## [WHAT THE EXERCISE ASKS]
Write out the listing below again, precisely as it is given.

## [EXERCISE MATERIAL]

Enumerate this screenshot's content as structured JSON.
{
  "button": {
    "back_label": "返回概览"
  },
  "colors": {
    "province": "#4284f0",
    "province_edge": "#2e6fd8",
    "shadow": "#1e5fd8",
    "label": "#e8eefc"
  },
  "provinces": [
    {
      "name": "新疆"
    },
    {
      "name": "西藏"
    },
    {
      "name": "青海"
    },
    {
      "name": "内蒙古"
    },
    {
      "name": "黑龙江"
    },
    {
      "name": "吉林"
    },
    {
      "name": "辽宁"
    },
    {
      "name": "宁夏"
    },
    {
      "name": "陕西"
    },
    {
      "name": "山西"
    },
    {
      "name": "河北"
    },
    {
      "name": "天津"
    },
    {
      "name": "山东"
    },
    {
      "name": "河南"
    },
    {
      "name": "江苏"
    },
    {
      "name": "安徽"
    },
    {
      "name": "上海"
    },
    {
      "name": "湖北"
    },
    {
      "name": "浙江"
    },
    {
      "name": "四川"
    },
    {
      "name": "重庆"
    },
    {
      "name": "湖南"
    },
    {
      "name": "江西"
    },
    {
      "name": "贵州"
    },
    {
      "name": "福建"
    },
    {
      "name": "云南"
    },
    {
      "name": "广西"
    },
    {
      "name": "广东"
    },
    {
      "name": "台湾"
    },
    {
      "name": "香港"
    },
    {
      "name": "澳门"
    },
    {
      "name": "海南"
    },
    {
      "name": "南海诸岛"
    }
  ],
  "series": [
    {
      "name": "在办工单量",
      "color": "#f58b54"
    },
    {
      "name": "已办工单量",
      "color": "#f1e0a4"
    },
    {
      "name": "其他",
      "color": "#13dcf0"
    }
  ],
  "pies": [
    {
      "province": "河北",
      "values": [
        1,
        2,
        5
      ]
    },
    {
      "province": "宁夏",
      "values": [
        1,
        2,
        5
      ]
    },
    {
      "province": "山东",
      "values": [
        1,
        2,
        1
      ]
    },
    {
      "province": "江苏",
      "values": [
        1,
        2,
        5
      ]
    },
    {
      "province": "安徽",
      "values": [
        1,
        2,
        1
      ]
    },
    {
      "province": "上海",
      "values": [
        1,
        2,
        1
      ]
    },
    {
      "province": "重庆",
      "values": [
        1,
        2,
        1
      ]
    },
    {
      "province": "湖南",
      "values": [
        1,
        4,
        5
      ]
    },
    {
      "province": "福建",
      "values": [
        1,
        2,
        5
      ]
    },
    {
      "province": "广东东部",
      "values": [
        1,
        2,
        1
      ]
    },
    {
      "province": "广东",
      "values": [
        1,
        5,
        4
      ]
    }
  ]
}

## [EXERCISE OUTPUT]
Enumerate this screenshot's content as structured JSON.
{
  "button": {
    "back_label": "返回概览"
  },
  "colors": {
    "province": "#4284f0",
    "province_edge": "#2e6fd8",
    "shadow": "#1e5fd8",
    "label": "#e8eefc"
  },
  "provinces": [
    {
      "name": "新疆"
    },
    {
      "name": "西藏"
    },
    {
      "name": "青海"
    },
    {
      "name": "内蒙古"
    },
    {
      "name": "黑龙江"
    },
    {
      "name": "吉林"
    },
    {
      "name": "辽宁"
    },
    {
      "name": "宁夏"
    },
    {
      "name": "陕西"
    },
    {
      "name": "山西"
    },
    {
      "name": "河北"
    },
    {
      "name": "天津"
    },
    {
      "name": "山东"
    },
    {
      "name": "河南"
    },
    {
      "name": "江苏"
    },
    {
      "name": "安徽"
    },
    {
      "name": "上海"
    },
    {
      "name": "湖北"
    },
    {
      "name": "浙江"
    },
    {
      "name": "四川"
    },
    {
      "name": "重庆"
    },
    {
      "name": "湖南"
    },
    {
      "name": "江西"
    },
    {
      "name": "贵州"
    },
    {
      "name": "福建"
    },
    {
      "name": "云南"
    },
    {
      "name": "广西"
    },
    {
      "name": "广东"
    },
    {
      "name": "台湾"
    },
    {
      "name": "香港"
    },
    {
      "name": "澳门"
    },
    {
      "name": "海南"
    },
    {
      "name": "南海诸岛"
    }
  ],
  "series": [
    {
      "name": "在办工单量",
      "color": "#f58b54"
    },
    {
      "name": "已办工单量",
      "color": "#f1e0a4"
    },
    {
      "name": "其他",
      "color": "#13dcf0"
    }
  ],
  "pies": [
    {
      "province": "河北",
      "values": [
        1,
        2,
        5
      ]
    },
    {
      "province": "宁夏",
      "values": [
        1,
        2,
        5
      ]
    },
    {
      "province": "山东",
      "values": [
        1,
        2,
        1
      ]
    },
    {
      "province": "江苏",
      "values": [
        1,
        2,
        5
      ]
    },
    {
      "province": "安徽",
      "values": [
        1,
        2,
        1
      ]
    },
    {
      "province": "上海",
      "values": [
        1,
        2,
        1
      ]
    },
    {
      "province": "重庆",
      "values": [
        1,
        2,
        1
      ]
    },
    {
      "province": "湖南",
      "values": [
        1,
        4,
        5
      ]
    },
    {
      "province": "福建",
      "values": [
        1,
        2,
        5
      ]
    },
    {
      "province": "广东东部",
      "values": [
        1,
        2,
        1
      ]
    },
    {
      "province": "广东",
      "values": [
        1,
        5,
        4
      ]
    }
  ]
}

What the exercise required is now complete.